#### Entries supplied

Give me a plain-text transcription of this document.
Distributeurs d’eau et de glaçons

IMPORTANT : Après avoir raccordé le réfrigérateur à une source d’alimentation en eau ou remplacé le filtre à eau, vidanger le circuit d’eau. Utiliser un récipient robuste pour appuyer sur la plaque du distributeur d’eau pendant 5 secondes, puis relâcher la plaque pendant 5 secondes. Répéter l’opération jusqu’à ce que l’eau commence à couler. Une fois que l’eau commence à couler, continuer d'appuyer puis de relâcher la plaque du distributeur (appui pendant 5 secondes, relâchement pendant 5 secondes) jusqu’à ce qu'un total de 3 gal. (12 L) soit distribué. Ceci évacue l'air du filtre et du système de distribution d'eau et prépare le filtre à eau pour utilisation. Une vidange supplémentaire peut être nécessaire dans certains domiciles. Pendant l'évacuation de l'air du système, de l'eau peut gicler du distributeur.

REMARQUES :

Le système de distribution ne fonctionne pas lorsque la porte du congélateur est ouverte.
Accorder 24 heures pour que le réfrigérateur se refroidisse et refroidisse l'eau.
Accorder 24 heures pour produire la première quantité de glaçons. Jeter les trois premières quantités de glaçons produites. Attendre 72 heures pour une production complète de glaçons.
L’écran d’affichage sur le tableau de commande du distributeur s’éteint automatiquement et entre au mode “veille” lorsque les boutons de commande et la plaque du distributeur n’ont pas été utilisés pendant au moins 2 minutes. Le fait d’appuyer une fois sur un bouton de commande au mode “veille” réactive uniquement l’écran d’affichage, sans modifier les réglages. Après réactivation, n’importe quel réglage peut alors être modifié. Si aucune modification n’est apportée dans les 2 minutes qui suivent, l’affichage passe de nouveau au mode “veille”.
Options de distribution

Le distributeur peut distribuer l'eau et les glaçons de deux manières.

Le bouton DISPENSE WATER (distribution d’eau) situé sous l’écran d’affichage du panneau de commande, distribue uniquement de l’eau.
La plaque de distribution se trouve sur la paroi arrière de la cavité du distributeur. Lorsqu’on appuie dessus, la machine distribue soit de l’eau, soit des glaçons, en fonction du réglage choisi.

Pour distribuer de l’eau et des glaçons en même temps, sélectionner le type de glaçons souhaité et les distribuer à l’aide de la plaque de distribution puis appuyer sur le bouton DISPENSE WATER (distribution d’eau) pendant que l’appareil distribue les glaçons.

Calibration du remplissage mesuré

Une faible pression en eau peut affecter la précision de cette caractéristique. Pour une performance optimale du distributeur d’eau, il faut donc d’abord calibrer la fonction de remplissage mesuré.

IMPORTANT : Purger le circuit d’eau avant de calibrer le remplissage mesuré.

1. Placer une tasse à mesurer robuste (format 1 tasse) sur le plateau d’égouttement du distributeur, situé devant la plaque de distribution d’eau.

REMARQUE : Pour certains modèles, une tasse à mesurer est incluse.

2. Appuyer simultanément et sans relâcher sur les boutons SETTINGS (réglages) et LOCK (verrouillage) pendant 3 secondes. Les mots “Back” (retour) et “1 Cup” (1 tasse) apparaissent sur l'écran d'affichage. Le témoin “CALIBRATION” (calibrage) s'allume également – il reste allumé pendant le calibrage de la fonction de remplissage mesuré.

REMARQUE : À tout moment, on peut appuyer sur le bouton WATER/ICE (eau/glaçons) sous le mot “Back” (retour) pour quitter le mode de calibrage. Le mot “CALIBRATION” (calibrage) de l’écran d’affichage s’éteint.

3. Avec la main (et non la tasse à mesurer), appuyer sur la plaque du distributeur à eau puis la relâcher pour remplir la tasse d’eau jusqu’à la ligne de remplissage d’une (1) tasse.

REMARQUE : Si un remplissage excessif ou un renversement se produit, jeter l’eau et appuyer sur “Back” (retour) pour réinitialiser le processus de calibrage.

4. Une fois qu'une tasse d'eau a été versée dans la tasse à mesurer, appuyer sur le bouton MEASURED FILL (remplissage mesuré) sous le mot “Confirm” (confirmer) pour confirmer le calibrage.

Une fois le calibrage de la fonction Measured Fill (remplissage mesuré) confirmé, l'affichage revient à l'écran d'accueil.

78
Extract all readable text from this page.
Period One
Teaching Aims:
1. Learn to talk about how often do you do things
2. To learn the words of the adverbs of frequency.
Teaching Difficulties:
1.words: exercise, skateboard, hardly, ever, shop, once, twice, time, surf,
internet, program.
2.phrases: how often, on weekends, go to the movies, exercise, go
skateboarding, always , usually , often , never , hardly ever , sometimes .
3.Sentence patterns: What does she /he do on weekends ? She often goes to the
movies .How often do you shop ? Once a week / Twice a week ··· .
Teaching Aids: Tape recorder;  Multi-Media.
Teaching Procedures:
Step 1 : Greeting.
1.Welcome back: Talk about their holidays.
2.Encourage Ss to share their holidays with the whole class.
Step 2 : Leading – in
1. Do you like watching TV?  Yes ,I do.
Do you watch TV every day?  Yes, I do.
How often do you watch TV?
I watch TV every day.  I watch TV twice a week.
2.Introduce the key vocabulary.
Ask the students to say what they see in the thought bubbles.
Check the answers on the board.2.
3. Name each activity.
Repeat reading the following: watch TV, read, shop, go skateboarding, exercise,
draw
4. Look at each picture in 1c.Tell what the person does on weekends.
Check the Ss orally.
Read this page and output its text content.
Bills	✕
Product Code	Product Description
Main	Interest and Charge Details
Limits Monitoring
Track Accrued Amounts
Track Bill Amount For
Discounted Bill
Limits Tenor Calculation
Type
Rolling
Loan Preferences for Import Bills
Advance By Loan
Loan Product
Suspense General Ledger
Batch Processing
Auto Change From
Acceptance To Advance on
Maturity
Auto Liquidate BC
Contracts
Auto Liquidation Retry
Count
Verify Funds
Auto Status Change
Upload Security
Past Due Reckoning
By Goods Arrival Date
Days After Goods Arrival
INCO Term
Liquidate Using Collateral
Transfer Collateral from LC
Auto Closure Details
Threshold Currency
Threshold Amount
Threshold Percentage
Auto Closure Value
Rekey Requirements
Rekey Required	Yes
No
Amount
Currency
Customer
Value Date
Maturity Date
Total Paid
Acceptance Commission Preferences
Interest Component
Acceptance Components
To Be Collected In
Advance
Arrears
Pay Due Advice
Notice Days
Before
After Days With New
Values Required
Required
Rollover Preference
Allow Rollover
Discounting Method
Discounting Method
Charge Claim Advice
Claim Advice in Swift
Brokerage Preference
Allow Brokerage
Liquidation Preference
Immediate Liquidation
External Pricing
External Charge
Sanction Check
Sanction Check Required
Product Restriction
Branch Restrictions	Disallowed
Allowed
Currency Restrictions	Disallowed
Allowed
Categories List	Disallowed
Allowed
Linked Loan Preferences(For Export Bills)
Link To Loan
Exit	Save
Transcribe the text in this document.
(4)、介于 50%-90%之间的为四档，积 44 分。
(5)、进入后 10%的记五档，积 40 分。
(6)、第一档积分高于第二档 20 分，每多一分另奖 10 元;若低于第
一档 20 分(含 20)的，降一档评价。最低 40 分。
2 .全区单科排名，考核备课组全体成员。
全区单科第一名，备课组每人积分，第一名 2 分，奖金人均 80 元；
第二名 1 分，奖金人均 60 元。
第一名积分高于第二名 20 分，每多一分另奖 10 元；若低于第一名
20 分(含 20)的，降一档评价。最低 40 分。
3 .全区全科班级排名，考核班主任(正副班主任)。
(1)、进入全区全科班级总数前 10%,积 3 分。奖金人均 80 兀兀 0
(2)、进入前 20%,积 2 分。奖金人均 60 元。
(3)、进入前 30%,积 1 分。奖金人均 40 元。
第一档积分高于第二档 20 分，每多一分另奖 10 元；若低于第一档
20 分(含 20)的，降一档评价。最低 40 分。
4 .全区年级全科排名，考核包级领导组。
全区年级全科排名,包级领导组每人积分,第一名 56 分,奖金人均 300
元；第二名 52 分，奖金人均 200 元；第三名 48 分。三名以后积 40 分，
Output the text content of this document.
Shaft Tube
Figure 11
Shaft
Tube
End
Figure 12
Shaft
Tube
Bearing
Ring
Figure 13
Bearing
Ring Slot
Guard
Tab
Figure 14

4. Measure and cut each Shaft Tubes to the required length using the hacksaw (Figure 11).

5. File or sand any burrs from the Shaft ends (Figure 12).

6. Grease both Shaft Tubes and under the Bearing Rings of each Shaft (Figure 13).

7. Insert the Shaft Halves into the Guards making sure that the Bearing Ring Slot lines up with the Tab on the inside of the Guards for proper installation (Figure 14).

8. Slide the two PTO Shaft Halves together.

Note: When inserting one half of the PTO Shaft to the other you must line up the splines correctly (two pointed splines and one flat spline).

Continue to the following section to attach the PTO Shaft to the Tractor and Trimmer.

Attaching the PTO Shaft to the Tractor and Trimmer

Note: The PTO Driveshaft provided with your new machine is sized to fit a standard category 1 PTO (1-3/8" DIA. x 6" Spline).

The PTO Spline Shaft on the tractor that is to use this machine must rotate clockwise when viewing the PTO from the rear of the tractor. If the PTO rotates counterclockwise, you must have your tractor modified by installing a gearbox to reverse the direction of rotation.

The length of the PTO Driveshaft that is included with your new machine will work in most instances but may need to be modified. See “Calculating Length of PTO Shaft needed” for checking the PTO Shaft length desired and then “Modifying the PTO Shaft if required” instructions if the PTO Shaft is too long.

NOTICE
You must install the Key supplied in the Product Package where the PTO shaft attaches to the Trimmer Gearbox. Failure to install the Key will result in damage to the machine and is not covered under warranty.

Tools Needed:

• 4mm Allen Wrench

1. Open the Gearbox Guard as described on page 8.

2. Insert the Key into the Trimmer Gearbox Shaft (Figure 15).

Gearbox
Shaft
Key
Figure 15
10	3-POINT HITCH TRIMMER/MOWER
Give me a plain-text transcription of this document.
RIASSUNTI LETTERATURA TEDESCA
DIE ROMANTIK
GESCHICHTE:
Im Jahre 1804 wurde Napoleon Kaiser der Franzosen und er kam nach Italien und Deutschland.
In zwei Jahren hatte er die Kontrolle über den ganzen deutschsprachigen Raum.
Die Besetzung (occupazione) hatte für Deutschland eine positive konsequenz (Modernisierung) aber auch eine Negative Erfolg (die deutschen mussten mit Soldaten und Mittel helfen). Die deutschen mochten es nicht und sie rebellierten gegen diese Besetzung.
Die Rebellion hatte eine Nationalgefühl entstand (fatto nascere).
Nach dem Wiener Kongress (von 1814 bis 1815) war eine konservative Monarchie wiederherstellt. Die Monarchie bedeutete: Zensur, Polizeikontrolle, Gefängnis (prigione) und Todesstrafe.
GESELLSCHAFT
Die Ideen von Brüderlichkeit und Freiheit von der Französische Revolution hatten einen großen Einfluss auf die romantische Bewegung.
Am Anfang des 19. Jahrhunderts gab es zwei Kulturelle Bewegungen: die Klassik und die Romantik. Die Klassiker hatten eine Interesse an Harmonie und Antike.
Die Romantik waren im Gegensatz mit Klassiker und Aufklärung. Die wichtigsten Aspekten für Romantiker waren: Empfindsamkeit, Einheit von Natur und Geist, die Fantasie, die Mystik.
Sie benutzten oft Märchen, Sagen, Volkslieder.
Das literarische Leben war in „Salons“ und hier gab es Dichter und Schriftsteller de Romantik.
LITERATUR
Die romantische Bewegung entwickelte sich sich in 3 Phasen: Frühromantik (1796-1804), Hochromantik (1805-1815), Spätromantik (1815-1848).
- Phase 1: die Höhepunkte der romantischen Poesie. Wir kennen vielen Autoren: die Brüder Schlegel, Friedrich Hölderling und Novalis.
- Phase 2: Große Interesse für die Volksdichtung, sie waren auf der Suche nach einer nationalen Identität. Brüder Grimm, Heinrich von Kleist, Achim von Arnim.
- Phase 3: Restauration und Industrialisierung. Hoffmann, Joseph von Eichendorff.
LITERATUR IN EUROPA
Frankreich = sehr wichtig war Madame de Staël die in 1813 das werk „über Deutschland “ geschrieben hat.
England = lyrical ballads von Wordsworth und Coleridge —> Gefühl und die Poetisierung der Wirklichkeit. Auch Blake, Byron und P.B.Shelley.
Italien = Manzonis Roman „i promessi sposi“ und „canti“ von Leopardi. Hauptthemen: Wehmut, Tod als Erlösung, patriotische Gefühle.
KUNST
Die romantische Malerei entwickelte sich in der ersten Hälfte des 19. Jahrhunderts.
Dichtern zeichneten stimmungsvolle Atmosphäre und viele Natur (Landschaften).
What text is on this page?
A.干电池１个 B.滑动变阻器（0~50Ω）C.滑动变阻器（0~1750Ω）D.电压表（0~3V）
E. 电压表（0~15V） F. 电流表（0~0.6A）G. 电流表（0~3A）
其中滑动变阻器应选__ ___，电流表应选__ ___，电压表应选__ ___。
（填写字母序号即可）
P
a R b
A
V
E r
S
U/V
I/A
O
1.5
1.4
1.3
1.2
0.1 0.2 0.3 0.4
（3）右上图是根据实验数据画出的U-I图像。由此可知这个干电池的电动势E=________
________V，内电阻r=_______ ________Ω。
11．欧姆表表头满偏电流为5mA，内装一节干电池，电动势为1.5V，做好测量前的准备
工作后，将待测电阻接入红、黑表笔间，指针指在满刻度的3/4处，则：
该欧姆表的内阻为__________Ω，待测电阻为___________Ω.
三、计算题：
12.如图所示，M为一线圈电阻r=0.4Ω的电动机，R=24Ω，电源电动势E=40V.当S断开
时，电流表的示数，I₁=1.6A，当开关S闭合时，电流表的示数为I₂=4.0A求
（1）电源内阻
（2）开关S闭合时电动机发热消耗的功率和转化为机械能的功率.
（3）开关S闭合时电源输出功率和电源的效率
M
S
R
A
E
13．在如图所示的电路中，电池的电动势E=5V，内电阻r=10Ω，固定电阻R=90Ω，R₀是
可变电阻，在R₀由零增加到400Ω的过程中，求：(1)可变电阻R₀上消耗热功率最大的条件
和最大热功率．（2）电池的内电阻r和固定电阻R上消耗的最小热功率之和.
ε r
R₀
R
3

########

Reproduce exactly the lines from the one with "What text is on this page?" through the end of the entries above, both ends included.

*Written response*.
What text is on this page?
A.干电池１个 B.滑动变阻器（0~50Ω）C.滑动变阻器（0~1750Ω）D.电压表（0~3V）
E. 电压表（0~15V） F. 电流表（0~0.6A）G. 电流表（0~3A）
其中滑动变阻器应选__ ___，电流表应选__ ___，电压表应选__ ___。
（填写字母序号即可）
P
a R b
A
V
E r
S
U/V
I/A
O
1.5
1.4
1.3
1.2
0.1 0.2 0.3 0.4
（3）右上图是根据实验数据画出的U-I图像。由此可知这个干电池的电动势E=________
________V，内电阻r=_______ ________Ω。
11．欧姆表表头满偏电流为5mA，内装一节干电池，电动势为1.5V，做好测量前的准备
工作后，将待测电阻接入红、黑表笔间，指针指在满刻度的3/4处，则：
该欧姆表的内阻为__________Ω，待测电阻为___________Ω.
三、计算题：
12.如图所示，M为一线圈电阻r=0.4Ω的电动机，R=24Ω，电源电动势E=40V.当S断开
时，电流表的示数，I₁=1.6A，当开关S闭合时，电流表的示数为I₂=4.0A求
（1）电源内阻
（2）开关S闭合时电动机发热消耗的功率和转化为机械能的功率.
（3）开关S闭合时电源输出功率和电源的效率
M
S
R
A
E
13．在如图所示的电路中，电池的电动势E=5V，内电阻r=10Ω，固定电阻R=90Ω，R₀是
可变电阻，在R₀由零增加到400Ω的过程中，求：(1)可变电阻R₀上消耗热功率最大的条件
和最大热功率．（2）电池的内电阻r和固定电阻R上消耗的最小热功率之和.
ε r
R₀
R
3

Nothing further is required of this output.